Dataset records
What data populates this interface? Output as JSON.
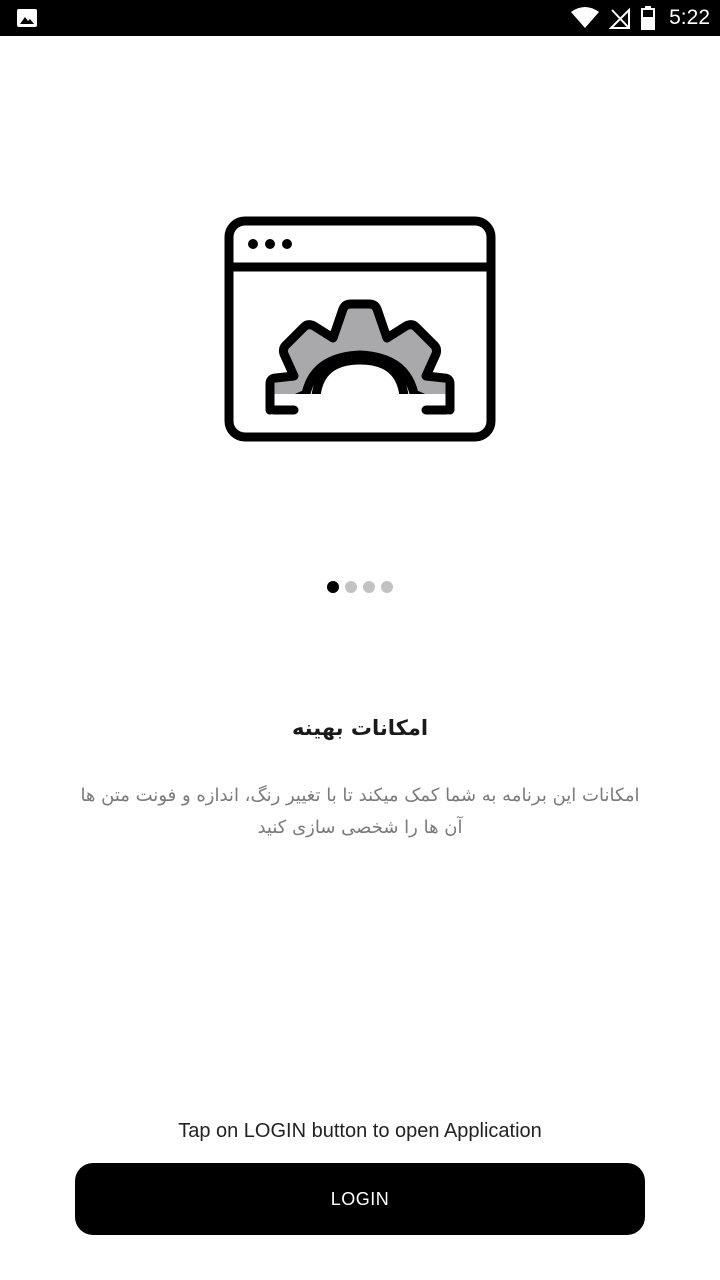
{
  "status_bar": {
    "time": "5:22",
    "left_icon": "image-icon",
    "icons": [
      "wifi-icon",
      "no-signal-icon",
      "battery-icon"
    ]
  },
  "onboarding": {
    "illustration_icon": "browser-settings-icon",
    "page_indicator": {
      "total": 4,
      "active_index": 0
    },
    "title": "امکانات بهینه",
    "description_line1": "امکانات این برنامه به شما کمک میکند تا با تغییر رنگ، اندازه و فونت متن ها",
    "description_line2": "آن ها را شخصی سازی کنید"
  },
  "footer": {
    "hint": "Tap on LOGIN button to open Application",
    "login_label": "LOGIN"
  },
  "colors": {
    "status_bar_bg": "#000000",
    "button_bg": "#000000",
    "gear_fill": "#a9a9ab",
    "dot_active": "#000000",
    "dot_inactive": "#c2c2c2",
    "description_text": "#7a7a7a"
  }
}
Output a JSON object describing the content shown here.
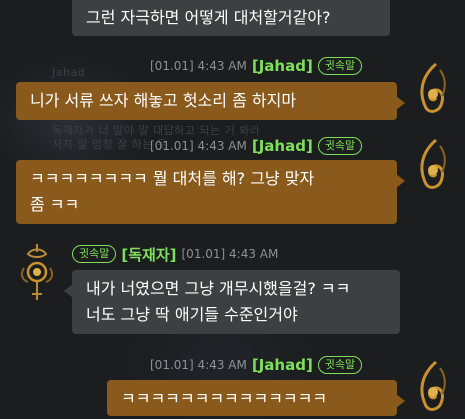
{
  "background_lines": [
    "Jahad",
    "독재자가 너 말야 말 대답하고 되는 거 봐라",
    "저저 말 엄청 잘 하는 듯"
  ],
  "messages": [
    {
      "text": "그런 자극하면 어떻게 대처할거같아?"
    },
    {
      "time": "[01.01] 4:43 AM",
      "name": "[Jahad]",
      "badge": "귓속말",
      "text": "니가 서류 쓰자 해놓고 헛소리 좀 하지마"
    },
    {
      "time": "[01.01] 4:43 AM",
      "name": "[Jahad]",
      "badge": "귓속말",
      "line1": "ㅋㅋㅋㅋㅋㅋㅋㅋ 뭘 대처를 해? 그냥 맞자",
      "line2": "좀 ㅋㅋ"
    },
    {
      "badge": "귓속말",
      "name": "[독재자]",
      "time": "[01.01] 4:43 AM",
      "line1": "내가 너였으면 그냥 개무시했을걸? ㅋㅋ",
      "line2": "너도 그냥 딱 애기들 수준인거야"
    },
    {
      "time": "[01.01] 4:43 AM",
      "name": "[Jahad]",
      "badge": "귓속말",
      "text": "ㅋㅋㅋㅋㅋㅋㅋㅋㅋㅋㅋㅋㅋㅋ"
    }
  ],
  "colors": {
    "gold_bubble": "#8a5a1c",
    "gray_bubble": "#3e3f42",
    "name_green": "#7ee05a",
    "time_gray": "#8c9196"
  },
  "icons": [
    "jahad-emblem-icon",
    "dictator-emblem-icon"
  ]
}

Task goal
Transcribe the records word for word and include no pictures.

Solution
What data populates this interface? Output as JSON.
{
  "status_bar": {
    "time": "5:22",
    "left_icon": "image-icon",
    "icons": [
      "wifi-icon",
      "no-signal-icon",
      "battery-icon"
    ]
  },
  "onboarding": {
    "illustration_icon": "browser-settings-icon",
    "page_indicator": {
      "total": 4,
      "active_index": 0
    },
    "title": "امکانات بهینه",
    "description_line1": "امکانات این برنامه به شما کمک میکند تا با تغییر رنگ، اندازه و فونت متن ها",
    "description_line2": "آن ها را شخصی سازی کنید"
  },
  "footer": {
    "hint": "Tap on LOGIN button to open Application",
    "login_label": "LOGIN"
  },
  "colors": {
    "status_bar_bg": "#000000",
    "button_bg": "#000000",
    "gear_fill": "#a9a9ab",
    "dot_active": "#000000",
    "dot_inactive": "#c2c2c2",
    "description_text": "#7a7a7a"
  }
}
Output a JSON object describing the content shown here.
{
  "background_lines": [
    "Jahad",
    "독재자가 너 말야 말 대답하고 되는 거 봐라",
    "저저 말 엄청 잘 하는 듯"
  ],
  "messages": [
    {
      "text": "그런 자극하면 어떻게 대처할거같아?"
    },
    {
      "time": "[01.01] 4:43 AM",
      "name": "[Jahad]",
      "badge": "귓속말",
      "text": "니가 서류 쓰자 해놓고 헛소리 좀 하지마"
    },
    {
      "time": "[01.01] 4:43 AM",
      "name": "[Jahad]",
      "badge": "귓속말",
      "line1": "ㅋㅋㅋㅋㅋㅋㅋㅋ 뭘 대처를 해? 그냥 맞자",
      "line2": "좀 ㅋㅋ"
    },
    {
      "badge": "귓속말",
      "name": "[독재자]",
      "time": "[01.01] 4:43 AM",
      "line1": "내가 너였으면 그냥 개무시했을걸? ㅋㅋ",
      "line2": "너도 그냥 딱 애기들 수준인거야"
    },
    {
      "time": "[01.01] 4:43 AM",
      "name": "[Jahad]",
      "badge": "귓속말",
      "text": "ㅋㅋㅋㅋㅋㅋㅋㅋㅋㅋㅋㅋㅋㅋ"
    }
  ],
  "colors": {
    "gold_bubble": "#8a5a1c",
    "gray_bubble": "#3e3f42",
    "name_green": "#7ee05a",
    "time_gray": "#8c9196"
  },
  "icons": [
    "jahad-emblem-icon",
    "dictator-emblem-icon"
  ]
}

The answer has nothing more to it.